RECORD EXCERPTS.
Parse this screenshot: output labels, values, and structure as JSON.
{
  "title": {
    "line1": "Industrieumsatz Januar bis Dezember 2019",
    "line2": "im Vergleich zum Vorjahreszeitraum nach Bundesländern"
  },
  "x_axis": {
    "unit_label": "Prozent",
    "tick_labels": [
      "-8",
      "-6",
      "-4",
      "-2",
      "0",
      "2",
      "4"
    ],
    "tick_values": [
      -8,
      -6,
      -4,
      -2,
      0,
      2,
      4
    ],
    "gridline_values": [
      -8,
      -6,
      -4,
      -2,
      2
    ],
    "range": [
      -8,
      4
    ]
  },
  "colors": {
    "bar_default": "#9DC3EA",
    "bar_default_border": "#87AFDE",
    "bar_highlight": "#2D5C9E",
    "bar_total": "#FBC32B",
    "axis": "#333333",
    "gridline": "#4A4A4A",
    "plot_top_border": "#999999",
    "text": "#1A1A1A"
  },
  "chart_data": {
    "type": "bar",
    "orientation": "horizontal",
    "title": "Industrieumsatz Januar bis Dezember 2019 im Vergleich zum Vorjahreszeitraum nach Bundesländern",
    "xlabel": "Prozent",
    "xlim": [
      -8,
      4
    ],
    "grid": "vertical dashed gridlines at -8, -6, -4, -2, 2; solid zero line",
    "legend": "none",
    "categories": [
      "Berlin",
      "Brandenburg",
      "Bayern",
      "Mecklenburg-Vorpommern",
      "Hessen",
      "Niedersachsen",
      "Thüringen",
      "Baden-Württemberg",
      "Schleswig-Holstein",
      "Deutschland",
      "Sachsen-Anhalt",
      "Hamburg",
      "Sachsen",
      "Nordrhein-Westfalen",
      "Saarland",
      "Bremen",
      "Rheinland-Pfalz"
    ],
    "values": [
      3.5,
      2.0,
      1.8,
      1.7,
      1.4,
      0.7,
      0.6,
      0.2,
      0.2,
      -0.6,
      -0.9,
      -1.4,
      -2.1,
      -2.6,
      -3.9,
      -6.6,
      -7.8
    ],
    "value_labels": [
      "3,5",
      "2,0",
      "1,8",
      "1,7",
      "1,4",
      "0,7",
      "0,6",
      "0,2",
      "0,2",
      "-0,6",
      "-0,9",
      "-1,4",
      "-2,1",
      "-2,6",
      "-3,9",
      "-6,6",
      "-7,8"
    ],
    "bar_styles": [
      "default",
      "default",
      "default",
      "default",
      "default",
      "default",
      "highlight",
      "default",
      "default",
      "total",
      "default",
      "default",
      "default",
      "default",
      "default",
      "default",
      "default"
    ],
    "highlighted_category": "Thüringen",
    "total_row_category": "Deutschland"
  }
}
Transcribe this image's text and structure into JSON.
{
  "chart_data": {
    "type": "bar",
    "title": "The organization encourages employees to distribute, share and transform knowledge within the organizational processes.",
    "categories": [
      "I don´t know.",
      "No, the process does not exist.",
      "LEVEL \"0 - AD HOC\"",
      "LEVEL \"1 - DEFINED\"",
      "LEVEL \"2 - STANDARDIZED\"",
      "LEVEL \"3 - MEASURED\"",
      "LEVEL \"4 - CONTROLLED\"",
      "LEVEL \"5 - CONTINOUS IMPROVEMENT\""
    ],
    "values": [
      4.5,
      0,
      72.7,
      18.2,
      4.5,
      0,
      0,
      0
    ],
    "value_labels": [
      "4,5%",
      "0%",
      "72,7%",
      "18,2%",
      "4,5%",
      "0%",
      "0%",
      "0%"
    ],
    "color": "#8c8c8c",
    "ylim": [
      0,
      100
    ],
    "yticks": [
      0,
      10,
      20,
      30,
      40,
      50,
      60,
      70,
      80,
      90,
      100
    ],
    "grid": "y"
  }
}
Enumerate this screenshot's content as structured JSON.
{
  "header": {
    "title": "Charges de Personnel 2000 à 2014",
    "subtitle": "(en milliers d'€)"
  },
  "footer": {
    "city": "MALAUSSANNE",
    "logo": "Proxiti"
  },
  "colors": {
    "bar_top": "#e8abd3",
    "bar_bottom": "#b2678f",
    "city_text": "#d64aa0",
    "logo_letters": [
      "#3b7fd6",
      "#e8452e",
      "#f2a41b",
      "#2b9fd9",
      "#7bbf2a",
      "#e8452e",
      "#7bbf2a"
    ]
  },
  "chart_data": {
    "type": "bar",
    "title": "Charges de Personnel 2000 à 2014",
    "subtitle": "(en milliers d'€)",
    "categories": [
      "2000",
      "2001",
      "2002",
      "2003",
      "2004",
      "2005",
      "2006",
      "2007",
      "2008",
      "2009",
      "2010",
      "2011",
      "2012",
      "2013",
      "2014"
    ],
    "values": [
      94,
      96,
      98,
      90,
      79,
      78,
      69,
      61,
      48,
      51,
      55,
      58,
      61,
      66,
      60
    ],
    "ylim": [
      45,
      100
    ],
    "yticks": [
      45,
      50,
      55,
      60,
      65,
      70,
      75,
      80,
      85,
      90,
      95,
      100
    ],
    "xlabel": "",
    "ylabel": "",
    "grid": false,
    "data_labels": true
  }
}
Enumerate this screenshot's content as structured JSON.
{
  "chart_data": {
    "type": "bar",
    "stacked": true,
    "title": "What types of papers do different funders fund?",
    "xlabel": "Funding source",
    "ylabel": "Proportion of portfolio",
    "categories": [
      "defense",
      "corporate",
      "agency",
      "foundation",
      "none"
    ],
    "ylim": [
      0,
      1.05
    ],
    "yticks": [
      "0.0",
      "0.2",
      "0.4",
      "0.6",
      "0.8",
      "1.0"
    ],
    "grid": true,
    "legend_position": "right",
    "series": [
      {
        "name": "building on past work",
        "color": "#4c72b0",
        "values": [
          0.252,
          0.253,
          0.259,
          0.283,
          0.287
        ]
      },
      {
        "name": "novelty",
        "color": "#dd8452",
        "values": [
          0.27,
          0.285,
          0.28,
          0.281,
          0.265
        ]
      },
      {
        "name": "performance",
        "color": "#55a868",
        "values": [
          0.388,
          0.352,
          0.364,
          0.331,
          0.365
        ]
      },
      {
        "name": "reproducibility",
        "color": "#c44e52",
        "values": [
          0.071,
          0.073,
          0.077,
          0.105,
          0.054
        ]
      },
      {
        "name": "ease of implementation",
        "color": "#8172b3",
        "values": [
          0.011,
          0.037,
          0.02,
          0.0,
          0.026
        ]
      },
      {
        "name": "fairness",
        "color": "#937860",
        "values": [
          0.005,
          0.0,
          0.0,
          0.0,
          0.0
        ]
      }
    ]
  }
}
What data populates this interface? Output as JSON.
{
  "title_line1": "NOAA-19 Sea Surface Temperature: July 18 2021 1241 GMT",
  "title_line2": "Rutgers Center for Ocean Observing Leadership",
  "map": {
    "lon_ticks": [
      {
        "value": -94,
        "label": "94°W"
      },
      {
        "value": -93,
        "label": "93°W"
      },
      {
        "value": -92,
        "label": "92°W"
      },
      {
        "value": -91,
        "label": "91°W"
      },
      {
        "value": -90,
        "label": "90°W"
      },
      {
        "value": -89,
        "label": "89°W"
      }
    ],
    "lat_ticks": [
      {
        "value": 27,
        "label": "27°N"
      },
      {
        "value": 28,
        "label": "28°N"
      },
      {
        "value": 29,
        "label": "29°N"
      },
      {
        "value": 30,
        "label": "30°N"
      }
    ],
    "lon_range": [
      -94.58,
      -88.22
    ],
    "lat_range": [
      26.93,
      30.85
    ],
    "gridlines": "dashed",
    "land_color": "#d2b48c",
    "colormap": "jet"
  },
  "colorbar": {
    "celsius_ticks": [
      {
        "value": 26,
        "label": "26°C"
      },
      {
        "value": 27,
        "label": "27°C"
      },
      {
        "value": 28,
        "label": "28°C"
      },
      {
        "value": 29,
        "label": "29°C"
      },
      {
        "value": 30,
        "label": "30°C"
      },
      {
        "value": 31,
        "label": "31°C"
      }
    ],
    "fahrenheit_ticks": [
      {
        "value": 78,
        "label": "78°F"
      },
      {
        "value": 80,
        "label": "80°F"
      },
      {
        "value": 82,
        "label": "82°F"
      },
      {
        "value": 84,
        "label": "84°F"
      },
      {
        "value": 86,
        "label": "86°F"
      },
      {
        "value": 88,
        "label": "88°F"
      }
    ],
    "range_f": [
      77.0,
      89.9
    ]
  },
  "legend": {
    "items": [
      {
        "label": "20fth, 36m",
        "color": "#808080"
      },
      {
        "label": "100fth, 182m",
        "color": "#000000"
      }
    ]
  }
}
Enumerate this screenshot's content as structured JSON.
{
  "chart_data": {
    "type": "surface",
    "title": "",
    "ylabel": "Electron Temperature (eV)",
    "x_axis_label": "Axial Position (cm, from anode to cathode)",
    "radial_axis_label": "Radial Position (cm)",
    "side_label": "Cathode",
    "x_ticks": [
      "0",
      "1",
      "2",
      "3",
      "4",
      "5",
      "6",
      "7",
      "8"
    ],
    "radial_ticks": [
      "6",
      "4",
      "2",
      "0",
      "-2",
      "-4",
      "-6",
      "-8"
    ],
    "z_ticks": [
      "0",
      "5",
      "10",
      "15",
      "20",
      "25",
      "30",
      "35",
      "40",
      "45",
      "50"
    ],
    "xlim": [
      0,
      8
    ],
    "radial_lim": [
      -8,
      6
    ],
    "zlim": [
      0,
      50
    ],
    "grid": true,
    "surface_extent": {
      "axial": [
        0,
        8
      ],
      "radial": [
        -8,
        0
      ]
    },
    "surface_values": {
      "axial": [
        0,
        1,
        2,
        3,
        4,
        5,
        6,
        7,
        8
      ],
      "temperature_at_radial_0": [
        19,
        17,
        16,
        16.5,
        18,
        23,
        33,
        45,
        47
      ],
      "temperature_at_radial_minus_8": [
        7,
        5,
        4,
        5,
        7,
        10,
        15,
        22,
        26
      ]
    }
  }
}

GIVEN EXERCISE.
Read the entries above, then pull out the lines that include "What".

WRITTEN ANSWER.
    "title": "What types of papers do different funders fund?",
What data populates this interface? Output as JSON.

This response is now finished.